Coordinate annotation rows:
——

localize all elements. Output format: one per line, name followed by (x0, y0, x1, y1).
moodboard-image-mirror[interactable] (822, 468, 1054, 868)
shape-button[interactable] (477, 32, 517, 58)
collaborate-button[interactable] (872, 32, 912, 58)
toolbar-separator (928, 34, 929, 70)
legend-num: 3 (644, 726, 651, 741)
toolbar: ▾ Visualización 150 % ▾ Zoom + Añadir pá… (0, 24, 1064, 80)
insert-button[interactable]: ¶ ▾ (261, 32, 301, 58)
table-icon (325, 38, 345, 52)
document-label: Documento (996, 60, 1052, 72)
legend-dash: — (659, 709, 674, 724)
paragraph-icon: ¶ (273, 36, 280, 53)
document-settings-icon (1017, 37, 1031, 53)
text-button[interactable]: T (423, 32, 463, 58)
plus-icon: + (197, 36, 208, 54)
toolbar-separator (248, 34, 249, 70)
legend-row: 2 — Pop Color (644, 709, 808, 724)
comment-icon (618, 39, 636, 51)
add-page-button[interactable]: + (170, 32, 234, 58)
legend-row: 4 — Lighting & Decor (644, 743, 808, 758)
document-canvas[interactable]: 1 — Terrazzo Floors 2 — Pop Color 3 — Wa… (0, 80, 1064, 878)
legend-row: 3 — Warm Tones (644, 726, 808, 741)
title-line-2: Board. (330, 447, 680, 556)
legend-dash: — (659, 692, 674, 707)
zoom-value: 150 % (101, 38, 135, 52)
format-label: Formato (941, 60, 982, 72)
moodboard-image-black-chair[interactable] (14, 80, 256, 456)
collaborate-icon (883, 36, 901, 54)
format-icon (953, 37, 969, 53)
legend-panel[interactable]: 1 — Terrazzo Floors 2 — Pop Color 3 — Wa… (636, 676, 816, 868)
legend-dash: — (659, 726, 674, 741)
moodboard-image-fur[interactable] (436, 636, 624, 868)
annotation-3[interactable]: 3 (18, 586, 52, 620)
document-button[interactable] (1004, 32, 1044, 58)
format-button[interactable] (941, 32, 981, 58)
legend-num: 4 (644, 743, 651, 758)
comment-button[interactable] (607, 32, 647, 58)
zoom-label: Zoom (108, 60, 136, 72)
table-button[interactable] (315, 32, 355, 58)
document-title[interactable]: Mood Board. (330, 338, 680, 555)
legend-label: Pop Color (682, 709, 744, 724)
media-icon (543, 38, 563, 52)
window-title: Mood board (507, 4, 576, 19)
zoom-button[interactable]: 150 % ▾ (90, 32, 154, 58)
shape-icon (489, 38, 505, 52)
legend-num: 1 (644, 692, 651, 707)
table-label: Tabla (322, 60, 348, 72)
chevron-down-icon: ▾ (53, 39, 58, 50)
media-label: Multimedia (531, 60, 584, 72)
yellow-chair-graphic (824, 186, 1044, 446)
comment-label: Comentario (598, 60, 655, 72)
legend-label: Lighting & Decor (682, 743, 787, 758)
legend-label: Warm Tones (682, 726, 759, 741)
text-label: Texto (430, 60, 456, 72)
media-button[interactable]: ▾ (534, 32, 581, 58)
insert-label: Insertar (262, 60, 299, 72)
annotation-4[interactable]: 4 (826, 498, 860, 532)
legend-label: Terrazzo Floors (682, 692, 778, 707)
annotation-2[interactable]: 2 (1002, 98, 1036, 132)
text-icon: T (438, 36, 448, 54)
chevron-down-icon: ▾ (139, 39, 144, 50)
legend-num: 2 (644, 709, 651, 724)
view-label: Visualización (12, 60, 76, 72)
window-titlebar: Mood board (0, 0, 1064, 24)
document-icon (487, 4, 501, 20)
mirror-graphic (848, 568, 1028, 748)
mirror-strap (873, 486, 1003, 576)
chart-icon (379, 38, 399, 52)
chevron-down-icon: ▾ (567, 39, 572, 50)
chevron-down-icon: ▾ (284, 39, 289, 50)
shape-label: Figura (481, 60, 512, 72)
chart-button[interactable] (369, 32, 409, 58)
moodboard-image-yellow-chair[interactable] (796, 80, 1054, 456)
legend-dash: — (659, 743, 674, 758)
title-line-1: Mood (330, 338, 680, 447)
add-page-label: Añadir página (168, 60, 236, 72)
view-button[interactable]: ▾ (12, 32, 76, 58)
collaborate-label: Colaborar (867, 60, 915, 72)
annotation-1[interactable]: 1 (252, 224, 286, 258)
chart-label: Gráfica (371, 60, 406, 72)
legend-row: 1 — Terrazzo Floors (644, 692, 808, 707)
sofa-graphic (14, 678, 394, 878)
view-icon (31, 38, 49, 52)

——

**Set exercise**.
Put every line of the rows above into a Markdown table with the columns "No." and "Line", numbering each line in order and leaving out blank lines.

**Written solution**.
| No. | Line |
|---|---|
| 1 | localize all elements. Output format: one per line, name followed by (x0, y0, x1, y1). |
| 2 | moodboard-image-mirror[interactable] (822, 468, 1054, 868) |
| 3 | shape-button[interactable] (477, 32, 517, 58) |
| 4 | collaborate-button[interactable] (872, 32, 912, 58) |
| 5 | toolbar-separator (928, 34, 929, 70) |
| 6 | legend-num: 3 (644, 726, 651, 741) |
| 7 | toolbar: ▾ Visualización 150 % ▾ Zoom + Añadir pá… (0, 24, 1064, 80) |
| 8 | insert-button[interactable]: ¶ ▾ (261, 32, 301, 58) |
| 9 | table-icon (325, 38, 345, 52) |
| 10 | document-label: Documento (996, 60, 1052, 72) |
| 11 | legend-dash: — (659, 709, 674, 724) |
| 12 | paragraph-icon: ¶ (273, 36, 280, 53) |
| 13 | document-settings-icon (1017, 37, 1031, 53) |
| 14 | text-button[interactable]: T (423, 32, 463, 58) |
| 15 | plus-icon: + (197, 36, 208, 54) |
| 16 | toolbar-separator (248, 34, 249, 70) |
| 17 | legend-row: 2 — Pop Color (644, 709, 808, 724) |
| 18 | comment-icon (618, 39, 636, 51) |
| 19 | add-page-button[interactable]: + (170, 32, 234, 58) |
| 20 | legend-row: 4 — Lighting & Decor (644, 743, 808, 758) |
| 21 | document-canvas[interactable]: 1 — Terrazzo Floors 2 — Pop Color 3 — Wa… (0, 80, 1064, 878) |
| 22 | legend-row: 3 — Warm Tones (644, 726, 808, 741) |
| 23 | title-line-2: Board. (330, 447, 680, 556) |
| 24 | legend-dash: — (659, 692, 674, 707) |
| 25 | zoom-value: 150 % (101, 38, 135, 52) |
| 26 | format-label: Formato (941, 60, 982, 72) |
| 27 | moodboard-image-black-chair[interactable] (14, 80, 256, 456) |
| 28 | collaborate-icon (883, 36, 901, 54) |
| 29 | format-icon (953, 37, 969, 53) |
| 30 | legend-panel[interactable]: 1 — Terrazzo Floors 2 — Pop Color 3 — Wa… (636, 676, 816, 868) |
| 31 | legend-dash: — (659, 726, 674, 741) |
| 32 | moodboard-image-fur[interactable] (436, 636, 624, 868) |
| 33 | annotation-3[interactable]: 3 (18, 586, 52, 620) |
| 34 | document-button[interactable] (1004, 32, 1044, 58) |
| 35 | format-button[interactable] (941, 32, 981, 58) |
| 36 | legend-num: 4 (644, 743, 651, 758) |
| 37 | comment-button[interactable] (607, 32, 647, 58) |
| 38 | zoom-label: Zoom (108, 60, 136, 72) |
| 39 | table-button[interactable] (315, 32, 355, 58) |
| 40 | document-title[interactable]: Mood Board. (330, 338, 680, 555) |
| 41 | legend-label: Pop Color (682, 709, 744, 724) |
| 42 | media-icon (543, 38, 563, 52) |
| 43 | window-title: Mood board (507, 4, 576, 19) |
| 44 | zoom-button[interactable]: 150 % ▾ (90, 32, 154, 58) |
| 45 | shape-icon (489, 38, 505, 52) |
| 46 | legend-num: 1 (644, 692, 651, 707) |
| 47 | table-label: Tabla (322, 60, 348, 72) |
| 48 | chevron-down-icon: ▾ (53, 39, 58, 50) |
| 49 | media-label: Multimedia (531, 60, 584, 72) |
| 50 | yellow-chair-graphic (824, 186, 1044, 446) |
| 51 | comment-label: Comentario (598, 60, 655, 72) |
| 52 | legend-label: Lighting & Decor (682, 743, 787, 758) |
| 53 | legend-label: Warm Tones (682, 726, 759, 741) |
| 54 | text-label: Texto (430, 60, 456, 72) |
| 55 | media-button[interactable]: ▾ (534, 32, 581, 58) |
| 56 | insert-label: Insertar (262, 60, 299, 72) |
| 57 | annotation-4[interactable]: 4 (826, 498, 860, 532) |
| 58 | legend-label: Terrazzo Floors (682, 692, 778, 707) |
| 59 | annotation-2[interactable]: 2 (1002, 98, 1036, 132) |
| 60 | text-icon: T (438, 36, 448, 54) |
| 61 | chevron-down-icon: ▾ (139, 39, 144, 50) |
| 62 | legend-num: 2 (644, 709, 651, 724) |
| 63 | view-label: Visualización (12, 60, 76, 72) |
| 64 | window-titlebar: Mood board (0, 0, 1064, 24) |
| 65 | document-icon (487, 4, 501, 20) |
| 66 | mirror-graphic (848, 568, 1028, 748) |
| 67 | mirror-strap (873, 486, 1003, 576) |
| 68 | chart-icon (379, 38, 399, 52) |
| 69 | chevron-down-icon: ▾ (567, 39, 572, 50) |
| 70 | chevron-down-icon: ▾ (284, 39, 289, 50) |
| 71 | shape-label: Figura (481, 60, 512, 72) |
| 72 | chart-button[interactable] (369, 32, 409, 58) |
| 73 | moodboard-image-yellow-chair[interactable] (796, 80, 1054, 456) |
| 74 | legend-dash: — (659, 743, 674, 758) |
| 75 | title-line-1: Mood (330, 338, 680, 447) |
| 76 | add-page-label: Añadir página (168, 60, 236, 72) |
| 77 | view-button[interactable]: ▾ (12, 32, 76, 58) |
| 78 | collaborate-label: Colaborar (867, 60, 915, 72) |
| 79 | annotation-1[interactable]: 1 (252, 224, 286, 258) |
| 80 | chart-label: Gráfica (371, 60, 406, 72) |
| 81 | legend-row: 1 — Terrazzo Floors (644, 692, 808, 707) |
| 82 | sofa-graphic (14, 678, 394, 878) |
| 83 | view-icon (31, 38, 49, 52) |